* **GIVEN INSTRUCTION**: All of the records below must be output exactly, with no pictures carried over.

========

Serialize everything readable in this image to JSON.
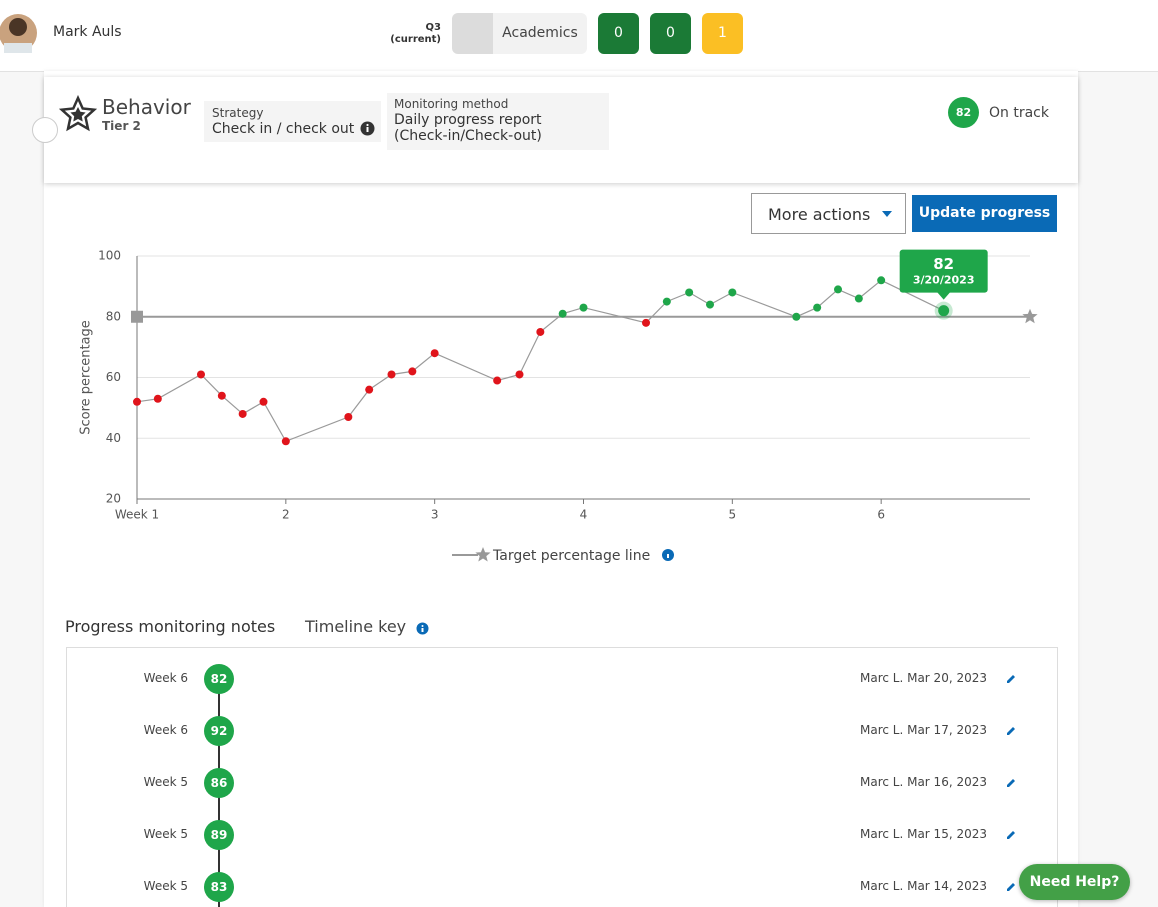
{
  "header": {
    "user_name": "Mark Auls",
    "term": "Q3",
    "term_note": "(current)",
    "tab": "Academics",
    "counts": [
      {
        "value": 0,
        "color": "#1b7a36"
      },
      {
        "value": 0,
        "color": "#1b7a36"
      },
      {
        "value": 1,
        "color": "#fbbf24"
      }
    ]
  },
  "plan": {
    "title": "Behavior",
    "tier": "Tier 2",
    "strategy_label": "Strategy",
    "strategy": "Check in / check out",
    "method_label": "Monitoring method",
    "method": [
      "Daily progress report",
      "(Check-in/Check-out)"
    ],
    "score": 82,
    "status": "On track"
  },
  "actions": {
    "more": "More actions",
    "update": "Update progress"
  },
  "chart_data": {
    "type": "line",
    "y_label": "Score percentage",
    "x": [
      1.0,
      1.14,
      1.43,
      1.57,
      1.71,
      1.85,
      2.0,
      2.42,
      2.56,
      2.71,
      2.85,
      3.0,
      3.42,
      3.57,
      3.71,
      3.86,
      4.0,
      4.42,
      4.56,
      4.71,
      4.85,
      5.0,
      5.43,
      5.57,
      5.71,
      5.85,
      6.0,
      6.42
    ],
    "series": [
      {
        "color": "#9a9a9a",
        "below_color": "#e0141b",
        "above_color": "#1fa64a",
        "values": [
          52,
          53,
          61,
          54,
          48,
          52,
          39,
          47,
          56,
          61,
          62,
          68,
          59,
          61,
          75,
          81,
          83,
          78,
          85,
          88,
          84,
          88,
          80,
          83,
          89,
          86,
          92,
          82
        ]
      }
    ],
    "target": {
      "value": 80,
      "name": "Target percentage line",
      "color": "#999999"
    },
    "tooltip": {
      "date": "3/20/2023",
      "color": "#1fa64a"
    },
    "xlim": [
      1,
      7
    ],
    "xticks": [
      {
        "value": 1,
        "label": "Week 1"
      },
      2,
      3,
      4,
      5,
      6
    ],
    "ylim": [
      20,
      100
    ],
    "yticks": [
      20,
      40,
      60,
      80,
      100
    ],
    "grid": true
  },
  "notes": {
    "title": "Progress monitoring notes",
    "key": "Timeline key",
    "entries": [
      {
        "week": "Week 6",
        "score": 82,
        "by": "Marc L. Mar 20, 2023"
      },
      {
        "week": "Week 6",
        "score": 92,
        "by": "Marc L. Mar 17, 2023"
      },
      {
        "week": "Week 5",
        "score": 86,
        "by": "Marc L. Mar 16, 2023"
      },
      {
        "week": "Week 5",
        "score": 89,
        "by": "Marc L. Mar 15, 2023"
      },
      {
        "week": "Week 5",
        "score": 83,
        "by": "Marc L. Mar 14, 2023"
      }
    ]
  },
  "help": "Need Help?"
}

========

* **TASK OUTPUT**:
Serialize everything readable in this image to JSON.
{
  "header": {
    "user_name": "Mark Auls",
    "term": "Q3",
    "term_note": "(current)",
    "tab": "Academics",
    "counts": [
      {
        "value": 0,
        "color": "#1b7a36"
      },
      {
        "value": 0,
        "color": "#1b7a36"
      },
      {
        "value": 1,
        "color": "#fbbf24"
      }
    ]
  },
  "plan": {
    "title": "Behavior",
    "tier": "Tier 2",
    "strategy_label": "Strategy",
    "strategy": "Check in / check out",
    "method_label": "Monitoring method",
    "method": [
      "Daily progress report",
      "(Check-in/Check-out)"
    ],
    "score": 82,
    "status": "On track"
  },
  "actions": {
    "more": "More actions",
    "update": "Update progress"
  },
  "chart_data": {
    "type": "line",
    "y_label": "Score percentage",
    "x": [
      1.0,
      1.14,
      1.43,
      1.57,
      1.71,
      1.85,
      2.0,
      2.42,
      2.56,
      2.71,
      2.85,
      3.0,
      3.42,
      3.57,
      3.71,
      3.86,
      4.0,
      4.42,
      4.56,
      4.71,
      4.85,
      5.0,
      5.43,
      5.57,
      5.71,
      5.85,
      6.0,
      6.42
    ],
    "series": [
      {
        "color": "#9a9a9a",
        "below_color": "#e0141b",
        "above_color": "#1fa64a",
        "values": [
          52,
          53,
          61,
          54,
          48,
          52,
          39,
          47,
          56,
          61,
          62,
          68,
          59,
          61,
          75,
          81,
          83,
          78,
          85,
          88,
          84,
          88,
          80,
          83,
          89,
          86,
          92,
          82
        ]
      }
    ],
    "target": {
      "value": 80,
      "name": "Target percentage line",
      "color": "#999999"
    },
    "tooltip": {
      "date": "3/20/2023",
      "color": "#1fa64a"
    },
    "xlim": [
      1,
      7
    ],
    "xticks": [
      {
        "value": 1,
        "label": "Week 1"
      },
      2,
      3,
      4,
      5,
      6
    ],
    "ylim": [
      20,
      100
    ],
    "yticks": [
      20,
      40,
      60,
      80,
      100
    ],
    "grid": true
  },
  "notes": {
    "title": "Progress monitoring notes",
    "key": "Timeline key",
    "entries": [
      {
        "week": "Week 6",
        "score": 82,
        "by": "Marc L. Mar 20, 2023"
      },
      {
        "week": "Week 6",
        "score": 92,
        "by": "Marc L. Mar 17, 2023"
      },
      {
        "week": "Week 5",
        "score": 86,
        "by": "Marc L. Mar 16, 2023"
      },
      {
        "week": "Week 5",
        "score": 89,
        "by": "Marc L. Mar 15, 2023"
      },
      {
        "week": "Week 5",
        "score": 83,
        "by": "Marc L. Mar 14, 2023"
      }
    ]
  },
  "help": "Need Help?"
}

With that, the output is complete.